**Exercise instructions:** Reproduce every entry exactly as shown.

**Records provided:**
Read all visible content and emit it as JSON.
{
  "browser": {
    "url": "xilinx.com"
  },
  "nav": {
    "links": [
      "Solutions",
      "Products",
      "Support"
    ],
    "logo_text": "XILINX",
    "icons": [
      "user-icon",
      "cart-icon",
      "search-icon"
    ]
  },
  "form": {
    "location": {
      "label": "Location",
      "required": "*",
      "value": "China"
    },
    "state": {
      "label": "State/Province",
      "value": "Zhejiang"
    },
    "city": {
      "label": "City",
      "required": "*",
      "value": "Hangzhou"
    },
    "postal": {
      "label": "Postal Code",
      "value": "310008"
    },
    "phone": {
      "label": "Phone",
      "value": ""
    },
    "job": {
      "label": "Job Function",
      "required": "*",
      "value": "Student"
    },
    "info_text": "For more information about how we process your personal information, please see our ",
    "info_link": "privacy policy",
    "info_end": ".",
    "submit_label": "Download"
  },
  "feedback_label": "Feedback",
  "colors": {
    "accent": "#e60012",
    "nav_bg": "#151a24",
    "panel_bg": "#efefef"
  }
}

**Response to this exercise:**
Read all visible content and emit it as JSON.
{
  "browser": {
    "url": "xilinx.com"
  },
  "nav": {
    "links": [
      "Solutions",
      "Products",
      "Support"
    ],
    "logo_text": "XILINX",
    "icons": [
      "user-icon",
      "cart-icon",
      "search-icon"
    ]
  },
  "form": {
    "location": {
      "label": "Location",
      "required": "*",
      "value": "China"
    },
    "state": {
      "label": "State/Province",
      "value": "Zhejiang"
    },
    "city": {
      "label": "City",
      "required": "*",
      "value": "Hangzhou"
    },
    "postal": {
      "label": "Postal Code",
      "value": "310008"
    },
    "phone": {
      "label": "Phone",
      "value": ""
    },
    "job": {
      "label": "Job Function",
      "required": "*",
      "value": "Student"
    },
    "info_text": "For more information about how we process your personal information, please see our ",
    "info_link": "privacy policy",
    "info_end": ".",
    "submit_label": "Download"
  },
  "feedback_label": "Feedback",
  "colors": {
    "accent": "#e60012",
    "nav_bg": "#151a24",
    "panel_bg": "#efefef"
  }
}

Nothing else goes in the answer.